- Work required:
Reproduce all of the data below word for word, omitting the pictures.

- Records:
++++++++

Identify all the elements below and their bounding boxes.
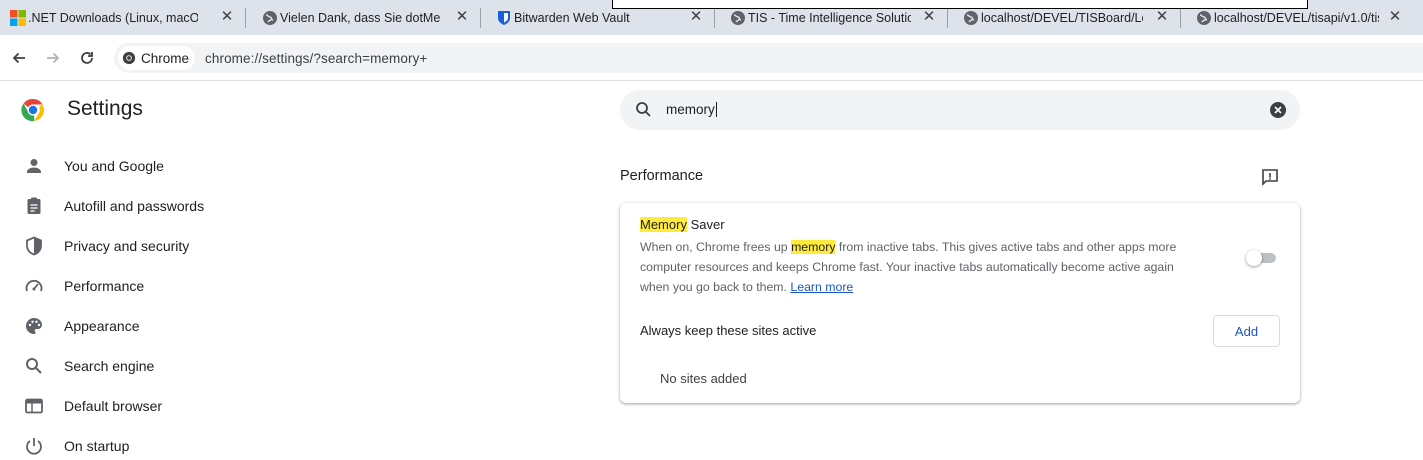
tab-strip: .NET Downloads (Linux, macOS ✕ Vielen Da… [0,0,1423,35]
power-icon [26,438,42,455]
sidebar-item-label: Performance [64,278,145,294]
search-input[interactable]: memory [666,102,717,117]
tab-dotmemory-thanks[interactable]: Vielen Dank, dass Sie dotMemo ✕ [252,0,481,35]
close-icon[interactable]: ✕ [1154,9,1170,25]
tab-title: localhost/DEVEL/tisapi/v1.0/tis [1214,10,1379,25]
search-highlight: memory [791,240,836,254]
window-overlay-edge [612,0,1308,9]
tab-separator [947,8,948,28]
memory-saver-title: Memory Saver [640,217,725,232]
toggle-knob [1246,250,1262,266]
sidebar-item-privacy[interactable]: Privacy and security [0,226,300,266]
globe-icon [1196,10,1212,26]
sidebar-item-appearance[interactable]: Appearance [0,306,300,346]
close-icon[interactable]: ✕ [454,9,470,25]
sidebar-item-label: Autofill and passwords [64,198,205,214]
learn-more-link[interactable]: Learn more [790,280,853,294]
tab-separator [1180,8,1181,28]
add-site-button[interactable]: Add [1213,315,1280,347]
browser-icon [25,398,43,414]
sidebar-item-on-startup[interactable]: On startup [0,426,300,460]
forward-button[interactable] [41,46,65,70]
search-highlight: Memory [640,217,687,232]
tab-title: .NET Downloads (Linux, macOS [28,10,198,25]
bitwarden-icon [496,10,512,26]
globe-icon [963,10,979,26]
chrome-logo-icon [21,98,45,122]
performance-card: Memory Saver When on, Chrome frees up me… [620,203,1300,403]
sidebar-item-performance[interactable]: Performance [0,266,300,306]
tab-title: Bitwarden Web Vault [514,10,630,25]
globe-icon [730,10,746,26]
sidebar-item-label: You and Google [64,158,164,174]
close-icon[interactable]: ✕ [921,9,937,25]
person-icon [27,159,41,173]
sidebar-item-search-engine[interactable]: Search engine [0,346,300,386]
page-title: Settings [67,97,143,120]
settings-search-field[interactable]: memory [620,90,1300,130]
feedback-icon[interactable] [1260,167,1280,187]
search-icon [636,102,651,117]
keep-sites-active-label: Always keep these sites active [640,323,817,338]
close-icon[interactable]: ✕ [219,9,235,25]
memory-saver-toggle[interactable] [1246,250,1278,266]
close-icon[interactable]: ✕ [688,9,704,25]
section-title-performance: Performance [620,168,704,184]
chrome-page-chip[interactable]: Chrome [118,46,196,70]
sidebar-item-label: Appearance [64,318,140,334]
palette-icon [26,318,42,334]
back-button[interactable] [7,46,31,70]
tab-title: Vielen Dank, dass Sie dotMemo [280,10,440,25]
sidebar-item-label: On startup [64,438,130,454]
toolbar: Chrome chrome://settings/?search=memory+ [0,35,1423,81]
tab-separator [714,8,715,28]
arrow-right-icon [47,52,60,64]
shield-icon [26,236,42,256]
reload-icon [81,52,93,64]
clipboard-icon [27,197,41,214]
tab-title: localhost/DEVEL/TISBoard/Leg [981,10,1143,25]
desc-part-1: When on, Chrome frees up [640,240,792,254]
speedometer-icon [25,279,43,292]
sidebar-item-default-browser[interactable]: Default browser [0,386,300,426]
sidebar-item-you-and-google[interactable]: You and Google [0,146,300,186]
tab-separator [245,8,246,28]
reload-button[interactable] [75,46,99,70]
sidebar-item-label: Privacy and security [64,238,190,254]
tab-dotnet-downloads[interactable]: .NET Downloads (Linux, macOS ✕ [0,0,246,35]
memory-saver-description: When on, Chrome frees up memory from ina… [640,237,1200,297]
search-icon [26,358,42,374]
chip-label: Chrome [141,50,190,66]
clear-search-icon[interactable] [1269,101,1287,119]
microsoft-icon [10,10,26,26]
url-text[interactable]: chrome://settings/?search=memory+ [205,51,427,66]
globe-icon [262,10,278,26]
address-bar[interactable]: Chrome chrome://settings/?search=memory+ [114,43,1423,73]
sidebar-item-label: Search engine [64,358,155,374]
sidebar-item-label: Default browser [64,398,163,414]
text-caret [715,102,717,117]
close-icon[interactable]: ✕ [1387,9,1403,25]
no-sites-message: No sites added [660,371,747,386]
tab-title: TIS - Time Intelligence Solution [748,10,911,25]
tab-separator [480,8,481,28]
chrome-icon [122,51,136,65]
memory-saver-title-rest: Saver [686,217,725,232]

++++++++

- Correct answer:
Identify all the elements below and their bounding boxes.
tab-strip: .NET Downloads (Linux, macOS ✕ Vielen Da… [0,0,1423,35]
power-icon [26,438,42,455]
sidebar-item-label: Performance [64,278,145,294]
search-input[interactable]: memory [666,102,717,117]
tab-dotmemory-thanks[interactable]: Vielen Dank, dass Sie dotMemo ✕ [252,0,481,35]
close-icon[interactable]: ✕ [1154,9,1170,25]
tab-title: localhost/DEVEL/tisapi/v1.0/tis [1214,10,1379,25]
search-highlight: memory [791,240,836,254]
window-overlay-edge [612,0,1308,9]
tab-separator [947,8,948,28]
memory-saver-title: Memory Saver [640,217,725,232]
toggle-knob [1246,250,1262,266]
sidebar-item-privacy[interactable]: Privacy and security [0,226,300,266]
globe-icon [1196,10,1212,26]
sidebar-item-appearance[interactable]: Appearance [0,306,300,346]
close-icon[interactable]: ✕ [454,9,470,25]
sidebar-item-label: Autofill and passwords [64,198,205,214]
learn-more-link[interactable]: Learn more [790,280,853,294]
tab-separator [1180,8,1181,28]
add-site-button[interactable]: Add [1213,315,1280,347]
browser-icon [25,398,43,414]
sidebar-item-on-startup[interactable]: On startup [0,426,300,460]
forward-button[interactable] [41,46,65,70]
search-highlight: Memory [640,217,687,232]
tab-title: .NET Downloads (Linux, macOS [28,10,198,25]
bitwarden-icon [496,10,512,26]
globe-icon [963,10,979,26]
chrome-logo-icon [21,98,45,122]
performance-card: Memory Saver When on, Chrome frees up me… [620,203,1300,403]
sidebar-item-performance[interactable]: Performance [0,266,300,306]
tab-title: Bitwarden Web Vault [514,10,630,25]
globe-icon [730,10,746,26]
sidebar-item-label: You and Google [64,158,164,174]
close-icon[interactable]: ✕ [921,9,937,25]
person-icon [27,159,41,173]
sidebar-item-search-engine[interactable]: Search engine [0,346,300,386]
page-title: Settings [67,97,143,120]
settings-search-field[interactable]: memory [620,90,1300,130]
feedback-icon[interactable] [1260,167,1280,187]
search-icon [636,102,651,117]
keep-sites-active-label: Always keep these sites active [640,323,817,338]
close-icon[interactable]: ✕ [219,9,235,25]
memory-saver-toggle[interactable] [1246,250,1278,266]
close-icon[interactable]: ✕ [688,9,704,25]
section-title-performance: Performance [620,168,704,184]
chrome-page-chip[interactable]: Chrome [118,46,196,70]
sidebar-item-label: Appearance [64,318,140,334]
palette-icon [26,318,42,334]
back-button[interactable] [7,46,31,70]
tab-title: Vielen Dank, dass Sie dotMemo [280,10,440,25]
sidebar-item-label: On startup [64,438,130,454]
toolbar: Chrome chrome://settings/?search=memory+ [0,35,1423,81]
tab-separator [714,8,715,28]
arrow-right-icon [47,52,60,64]
shield-icon [26,236,42,256]
reload-icon [81,52,93,64]
clipboard-icon [27,197,41,214]
tab-title: localhost/DEVEL/TISBoard/Leg [981,10,1143,25]
desc-part-1: When on, Chrome frees up [640,240,792,254]
speedometer-icon [25,279,43,292]
sidebar-item-default-browser[interactable]: Default browser [0,386,300,426]
sidebar-item-you-and-google[interactable]: You and Google [0,146,300,186]
tab-separator [245,8,246,28]
reload-button[interactable] [75,46,99,70]
sidebar-item-label: Privacy and security [64,238,190,254]
tab-dotnet-downloads[interactable]: .NET Downloads (Linux, macOS ✕ [0,0,246,35]
memory-saver-description: When on, Chrome frees up memory from ina… [640,237,1200,297]
search-icon [26,358,42,374]
chip-label: Chrome [141,50,190,66]
clear-search-icon[interactable] [1269,101,1287,119]
microsoft-icon [10,10,26,26]
url-text[interactable]: chrome://settings/?search=memory+ [205,51,427,66]
globe-icon [262,10,278,26]
address-bar[interactable]: Chrome chrome://settings/?search=memory+ [114,43,1423,73]
sidebar-item-label: Search engine [64,358,155,374]
sidebar-item-label: Default browser [64,398,163,414]
text-caret [715,102,717,117]
close-icon[interactable]: ✕ [1387,9,1403,25]
no-sites-message: No sites added [660,371,747,386]
tab-title: TIS - Time Intelligence Solution [748,10,911,25]
tab-separator [480,8,481,28]
chrome-icon [122,51,136,65]
memory-saver-title-rest: Saver [686,217,725,232]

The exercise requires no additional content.